======== Supplied text

Staying on the topic of school, I won't get my grades until about halfway through June. At the earliest. In theory, I should be a little irked about this, but in practice, I do not want to think about my grades. I have been thinking about the curve and where I fit in with it for a very long time. Now, it's all out of my hands and while I am curious bout how I did, at this point it's a detached curiousity. I'm sure as the date of their release draws closer, my detachment will leave me, but now I get to enjoy just being done.

Thursday, May 12, 2011

One Test left...

In less than an hour I start my last test of my 1L year. I'm nervous about this one, because it's a contracts exam, which you may remember was a bit of an ordeal last semester. But other than a little cold, I think I'm in good shape to take this exam.
Mostly I can't stop thinking about that moment when I hand in my exam and I'm done with this year. I've been waiting and working for that moment for a long time. So, it'll probably be a bit of a disappointment when the law school doesn't shoot off fireworks and send out a marching band. But, I've worked so hard this year. So hard. And it will soon be over. Wow.
Sorry. This isn't a deep or particularly thoughtful post, I guess. But seriously. Wow.

Thursday, May 5, 2011

Just checking in...

================

● Objectives
a. Please quote in full every sentence in the law school blog posts that begins with the word "But".
b. Carry on the law school blog posts from their final line by writing the body of the post that comes next.

======== Items

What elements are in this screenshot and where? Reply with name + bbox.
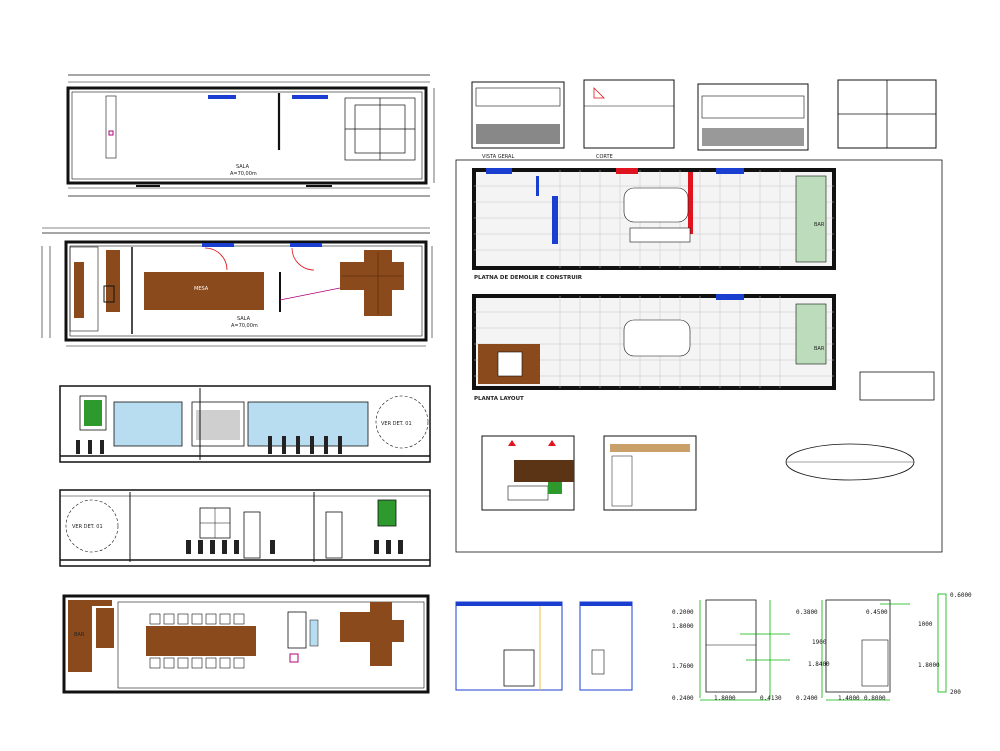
table-label-mesa: MESA (194, 286, 209, 292)
dim-right-d8: 1000 (918, 621, 933, 628)
plan-workstation-detail (837, 79, 937, 149)
detail-cabinet-right: 0.3800 1900 1.8400 0.2400 1.4000 0.8000 … (796, 592, 972, 702)
label-planta-layout: PLANTA LAYOUT (474, 396, 524, 402)
elevation-chairs: VER DET. 01 (59, 489, 431, 567)
plan-demolition: BAR PLATNA DE DEMOLIR E CONSTRUIR (472, 168, 836, 281)
dim-right-d10: 200 (950, 689, 961, 696)
dim-left-d1: 0.2000 (672, 609, 694, 616)
dim-right-d11: 0.4500 (866, 609, 888, 616)
detail-callout-1: VER DET. 01 (381, 421, 412, 427)
room-area-mid: A=70,00m (231, 323, 258, 329)
small-elevations (481, 371, 935, 511)
elevation-glass-wall: VER DET. 01 (59, 385, 431, 463)
plan-existing: SALA A=70,00m (66, 74, 435, 197)
section-shelves (697, 83, 809, 151)
dim-right-d2: 1900 (812, 639, 827, 646)
dim-left-d6: 0.4130 (760, 695, 782, 702)
dim-left-d3: 1.7600 (672, 663, 694, 670)
bar-label-demolition: BAR (814, 222, 825, 228)
room-label-sala-top: SALA (236, 164, 250, 170)
section-blue-frame-2 (579, 601, 633, 691)
dim-left-d4: 0.2400 (672, 695, 694, 702)
dim-right-d1: 0.3800 (796, 609, 818, 616)
sheet-frame (455, 159, 943, 553)
detail-cabinet-left: 0.2000 1.8000 1.7600 0.2400 1.8000 0.413… (672, 599, 790, 702)
detail-callout-2: VER DET. 01 (72, 524, 103, 530)
plan-furnished: BAR (62, 594, 430, 694)
section-corte: CORTE (583, 79, 675, 160)
label-corte: CORTE (596, 154, 613, 160)
label-planta-demolir: PLATNA DE DEMOLIR E CONSTRUIR (474, 275, 583, 281)
bar-label-layout: BAR (814, 346, 825, 352)
dim-right-d9: 1.8000 (918, 662, 940, 669)
dim-left-d2: 1.8000 (672, 623, 694, 630)
section-blue-frame-1 (455, 601, 563, 691)
section-vista-geral: VISTA GERAL (471, 81, 565, 160)
plan-layout: BAR PLANTA LAYOUT (472, 294, 836, 402)
dim-left-d5: 1.8000 (714, 695, 736, 702)
dim-right-d3: 1.8400 (808, 661, 830, 668)
room-label-sala-mid: SALA (237, 316, 251, 322)
dim-right-d6: 0.8000 (864, 695, 886, 702)
plan-layout-wood: MESA SALA A=70,00m (41, 227, 433, 347)
room-area-top: A=70,00m (230, 171, 257, 177)
dim-right-d5: 1.4000 (838, 695, 860, 702)
dim-right-d7: 0.6000 (950, 592, 972, 599)
bar-label-plan: BAR (74, 632, 85, 638)
dim-right-d4: 0.2400 (796, 695, 818, 702)
label-vista-geral: VISTA GERAL (482, 154, 514, 160)
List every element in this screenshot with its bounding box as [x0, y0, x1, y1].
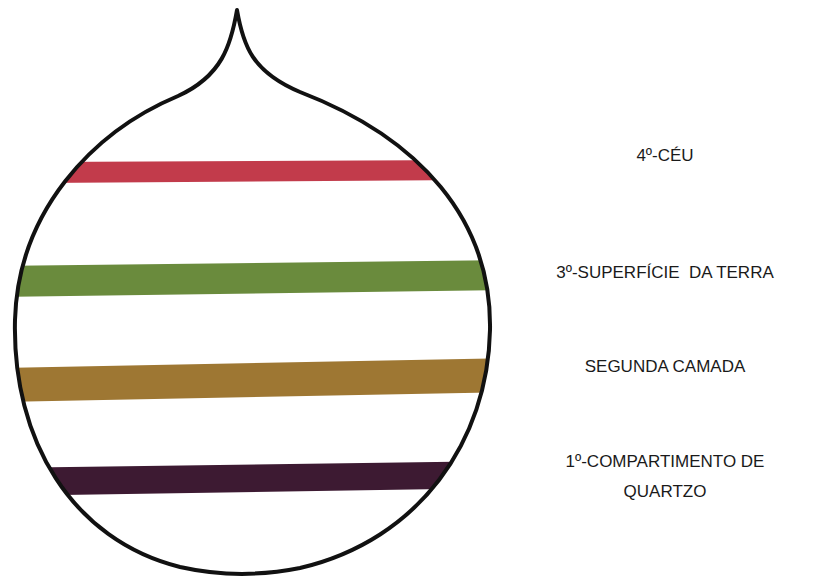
layer-label: 1º-COMPARTIMENTO DE QUARTZO: [545, 447, 785, 507]
brown-band: [0, 358, 510, 402]
bulb-outline: [15, 10, 490, 574]
layer-label: 3º-SUPERFÍCIE DA TERRA: [520, 258, 810, 288]
band-group: [0, 160, 510, 496]
dark-band: [0, 461, 510, 496]
layer-label: 4º-CÉU: [525, 141, 805, 171]
red-band: [40, 160, 470, 183]
layer-label: SEGUNDA CAMADA: [525, 352, 805, 382]
green-band: [0, 260, 510, 297]
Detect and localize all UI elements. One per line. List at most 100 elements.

================

● Answer list
a.
- But other than a little cold, I think I'm in good shape to take this exam.
- But, I've worked so hard this year.
- But seriously.

b.
I'm sitting here in the lounge at Mitchell studying for my second final exam (out of four). In a week I'll be done and have a summer to regroup and do some more practical learning, which is where my mind has been continually wandering the last couple of days. I'm very excited to be done with this year and start my summer clerkship.
But nothing can match the excitement taking place in the room next to mine. In there are a bunch of students who will be graduating from law school in the next couple of weeks. They're picking up and trying on their caps and gowns. I've seen many of the faces before, but this is the first time I think I've seen any of them this gleeful. Not just smiles in this room, but belly laughs and hand shakes. These are some happy people.
And that's just two years away for me. Two years and this set of final exams. And I gotta say, the caps we get look awesome!